_CONSIGNE 1_
Les affirmations suivantes concordent-elles avec le texte sur la transformation digitale des entreprises traditionnelles ? Répondez à chacune par oui ou non, en citant mot pour mot le passage décisif.
(a) Selon l’étude citée, 72 % des répondants estiment que l’importance des données a augmenté au cours des trois dernières années.
(b) L’étude a été menée auprès de 1 300 dirigeants du secteur des services.
(c) Le modèle d’agilité client est réservé aux entreprises du secteur des services.
_CONSIGNE 2_
Reprenez le texte sur la transformation digitale des entreprises traditionnelles à la suite de sa dernière phrase.

_EXTRAIT DE PAGE_

Riches en données, pauvres en savoir : Les entreprises traditionnelles et le défi de la transformation digitale

Les entreprises traditionnelles, établies avant l’ère numérique, possèdent de nombreuses quantités de données mais peinent à les transformer en connaissance stratégique. Quels obstacles se dressent sur la voie de leur transformation digitale ? Quels sont les leviers nécessaires pour réussir à exploiter pleinement le potentiel de leurs données ?
Dans un monde où les données sont omniprésentes, les entreprises traditionnelles, souvent appelées ”brick and mortar”, se retrouvent confrontées à un défi majeur : comment transformer une abondance de données clients en savoir, puis en actions concrètes ? Ces entreprises, généralement établies avant l’ère numérique moderne, ont longtemps construit leur succès sur des méthodes marketing conventionnelles et des interactions directes avec leurs consommateurs. Cependant, à l’ère du digital, elles rencontrent des difficultés à s’adapter aux nouvelles capacités offertes par les données, et à l’agilité nécessaire pour les exploiter efficacement1.
Si les entreprises natives du numérique, telles qu’Uber ou Netflix, prospèrent dans un environnement où la donnée est au cœur de leur modèle de création de valeur, les entreprises traditionnelles, elles, se voient perturbées par la numérisation. Elles peinent à réinventer leurs pratiques marketing2 pour tirer parti des nouvelles technologies.
Cette transition vers une utilisation optimale des données est d’autant plus urgente à la lumière des récentes conclusions du Forum Economique Mondial et du Boston Consulting Group. Selon leur étude, menée auprès de 1 300 dirigeants du secteur manufacturier, 80 % des répondants considèrent les données et l’analyse comme cruciales pour leurs entreprises, et 72 % estiment que leur importance a augmenté au cours des trois dernières années. Pourtant, malgré cette prise de conscience, seulement 17 % affirment tirer une valeur satisfaisante de leurs données. Face à cette transformation, le défi est double : extraire des insights des données clients, tout en maintenant une relation de confiance personnalisée avec les clients.
L’agilité client : un modèle en perpétuelle évolution
Le modèle fondé sur l’agilité client de l’entreprise, un processus cyclique de sentir-répondre-reconfigurer3 est essentiel pour maintenir un avantage concurrentiel sur le long terme. Ce modèle repose sur une transformation profonde des entreprises, centrée sur les données. Il inclut des investissements stratégiques dans la technologie de l’information, une culture d’entreprise orientée donnée, et surtout, la mise en place d’une segmentation client agile.
La grande nouveauté ? Ce modèle ne se limite pas aux entreprises du secteur des services, mais s’étend aussi au secteur du commerce de détail, prouvant que l’agilité client n’est pas un privilège de certaines industries, mais une compétence clé pour toutes. Les firmes doivent intégrer les données dans leur ADN pour pouvoir répondre instantanément aux attentes des clients, et adapter leurs ressources pour rester pertinentes sur un marché en constante mutation.

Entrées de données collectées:
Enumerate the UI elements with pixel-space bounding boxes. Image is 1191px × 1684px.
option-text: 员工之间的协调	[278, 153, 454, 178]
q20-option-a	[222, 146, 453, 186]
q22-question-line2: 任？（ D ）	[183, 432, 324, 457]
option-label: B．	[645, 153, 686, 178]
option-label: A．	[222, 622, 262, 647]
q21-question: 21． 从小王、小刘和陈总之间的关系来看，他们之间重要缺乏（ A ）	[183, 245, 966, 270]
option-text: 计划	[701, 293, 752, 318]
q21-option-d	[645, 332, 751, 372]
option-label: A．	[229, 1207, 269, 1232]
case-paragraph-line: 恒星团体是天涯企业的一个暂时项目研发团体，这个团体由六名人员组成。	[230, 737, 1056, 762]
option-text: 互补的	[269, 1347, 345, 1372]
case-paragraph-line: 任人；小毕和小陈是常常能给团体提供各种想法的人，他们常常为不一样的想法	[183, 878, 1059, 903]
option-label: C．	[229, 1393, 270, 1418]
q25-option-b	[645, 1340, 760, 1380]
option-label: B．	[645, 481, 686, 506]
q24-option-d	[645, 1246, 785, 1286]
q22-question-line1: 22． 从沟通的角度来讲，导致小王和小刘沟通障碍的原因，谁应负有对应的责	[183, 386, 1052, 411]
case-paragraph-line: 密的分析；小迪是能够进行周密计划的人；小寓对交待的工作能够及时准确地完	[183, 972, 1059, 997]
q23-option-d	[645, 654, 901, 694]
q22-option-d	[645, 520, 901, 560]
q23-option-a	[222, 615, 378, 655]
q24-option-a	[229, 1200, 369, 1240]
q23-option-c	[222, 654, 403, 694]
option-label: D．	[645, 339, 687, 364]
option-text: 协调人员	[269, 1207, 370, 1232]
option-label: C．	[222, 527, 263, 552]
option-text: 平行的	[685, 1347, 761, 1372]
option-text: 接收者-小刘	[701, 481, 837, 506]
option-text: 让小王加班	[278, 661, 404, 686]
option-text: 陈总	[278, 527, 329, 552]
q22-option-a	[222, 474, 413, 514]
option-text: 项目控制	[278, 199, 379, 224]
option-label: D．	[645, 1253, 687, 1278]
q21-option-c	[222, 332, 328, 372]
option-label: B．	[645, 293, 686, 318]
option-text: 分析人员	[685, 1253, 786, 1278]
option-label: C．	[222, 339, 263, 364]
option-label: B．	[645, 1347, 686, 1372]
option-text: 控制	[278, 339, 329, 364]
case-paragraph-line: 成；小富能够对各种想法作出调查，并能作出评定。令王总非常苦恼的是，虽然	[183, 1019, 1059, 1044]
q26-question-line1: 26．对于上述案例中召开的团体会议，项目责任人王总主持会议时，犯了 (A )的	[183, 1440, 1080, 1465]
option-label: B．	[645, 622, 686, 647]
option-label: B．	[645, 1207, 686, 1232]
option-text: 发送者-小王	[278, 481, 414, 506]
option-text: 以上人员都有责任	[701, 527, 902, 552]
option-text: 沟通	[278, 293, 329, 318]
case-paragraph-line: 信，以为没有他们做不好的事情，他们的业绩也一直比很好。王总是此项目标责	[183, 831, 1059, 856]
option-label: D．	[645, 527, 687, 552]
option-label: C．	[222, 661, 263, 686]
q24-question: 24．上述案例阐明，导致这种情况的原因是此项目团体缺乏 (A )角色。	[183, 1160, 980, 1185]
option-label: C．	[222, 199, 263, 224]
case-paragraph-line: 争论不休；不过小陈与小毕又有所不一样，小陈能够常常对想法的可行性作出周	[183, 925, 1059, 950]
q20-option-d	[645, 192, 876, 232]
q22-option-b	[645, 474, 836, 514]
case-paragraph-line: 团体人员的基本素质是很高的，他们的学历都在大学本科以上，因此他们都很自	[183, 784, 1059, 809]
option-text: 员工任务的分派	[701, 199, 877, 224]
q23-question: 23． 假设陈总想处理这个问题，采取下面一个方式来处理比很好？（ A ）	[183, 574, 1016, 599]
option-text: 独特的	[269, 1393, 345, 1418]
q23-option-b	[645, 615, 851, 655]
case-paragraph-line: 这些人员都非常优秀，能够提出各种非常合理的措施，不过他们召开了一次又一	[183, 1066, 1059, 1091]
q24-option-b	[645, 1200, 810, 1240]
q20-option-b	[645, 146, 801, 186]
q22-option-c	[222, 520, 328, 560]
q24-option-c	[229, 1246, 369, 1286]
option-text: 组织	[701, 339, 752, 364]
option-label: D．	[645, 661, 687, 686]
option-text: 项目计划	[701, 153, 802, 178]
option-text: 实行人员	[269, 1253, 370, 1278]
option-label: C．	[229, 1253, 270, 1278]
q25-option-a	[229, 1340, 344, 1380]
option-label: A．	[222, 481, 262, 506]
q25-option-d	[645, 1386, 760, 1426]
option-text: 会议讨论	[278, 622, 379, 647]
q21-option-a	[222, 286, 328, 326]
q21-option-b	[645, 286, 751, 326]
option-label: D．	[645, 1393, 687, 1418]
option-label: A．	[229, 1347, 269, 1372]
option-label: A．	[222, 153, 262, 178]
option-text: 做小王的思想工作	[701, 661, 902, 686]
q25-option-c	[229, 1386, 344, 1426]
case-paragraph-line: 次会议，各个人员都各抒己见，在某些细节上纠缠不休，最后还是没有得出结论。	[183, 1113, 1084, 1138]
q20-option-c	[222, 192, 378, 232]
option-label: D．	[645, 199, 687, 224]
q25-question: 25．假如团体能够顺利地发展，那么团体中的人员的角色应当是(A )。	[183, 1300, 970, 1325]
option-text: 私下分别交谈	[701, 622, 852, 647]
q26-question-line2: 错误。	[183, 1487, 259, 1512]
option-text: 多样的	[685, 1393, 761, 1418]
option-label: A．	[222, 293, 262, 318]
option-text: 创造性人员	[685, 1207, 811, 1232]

_RÉPONSE 1_
(a) Oui : « 72 % estiment que leur importance a augmenté au cours des trois dernières années ».
(b) Non : « menée auprès de 1 300 dirigeants du secteur manufacturier ».
(c) Non : « ne se limite pas aux entreprises du secteur des services, mais s’étend aussi au secteur du commerce de détail ».

_RÉPONSE 2_
Trois voies pour accélérer la reconfiguration
La question fondamentale pour les entreprises traditionnelles reste la suivante : comment évoluer sans tout bouleverser ? Un renversement complet des anciens modèles n’est pas nécessaire. À la place, les entreprises traditionnelles doivent se concentrer sur trois axes principaux pour renforcer le passage de la donnée à l’action :
- Investir dans l’analyse des données : L’objectif est de développer les talents internes et de doter les entreprises des infrastructures nécessaires pour analyser les données à grande échelle. Mais attention, un piège à éviter : il ne s’agit pas de remplacer l’humain par la machine. L’IA et les systèmes automatisés ne doivent pas éclipser la dimension humaine des relations clients. Les technologies doivent soutenir, et non remplacer, les stratégies centrées sur le client.
- Adopter une culture orientée donnée : Pour réussir cette transition, les entreprises doivent d’abord instaurer une culture où le client et la donnée sont au centre de la prise de décision. L’adoption des données dans la culture d’entreprise doit commencer par un engagement fort du leadership. L’engagement du chef d’entreprise et des managers peut faire toute la différence. Mais attention, la résistance peut aussi venir des couches supérieures de la hiérarchie, où la culture des données n’est pas encore totalement intégrée. Cela requiert une formation continue pour tout le personnel, des dirigeants aux responsables de département.
- Un segmentation client dynamique : Au lieu de se fier à une segmentation statique, les entreprises doivent adopter une approche agile qui permet de répondre aux évolutions rapides du marché. Les firmes les plus performantes sont celles qui ajustent régulièrement leurs segments de clients en fonction des données en temps réel. Grâce à l’analyse prédictive et au machine learning, elles peuvent détecter les nouvelles tendances et ajuster leurs messages marketing avant que les tendances ne deviennent obsolètes.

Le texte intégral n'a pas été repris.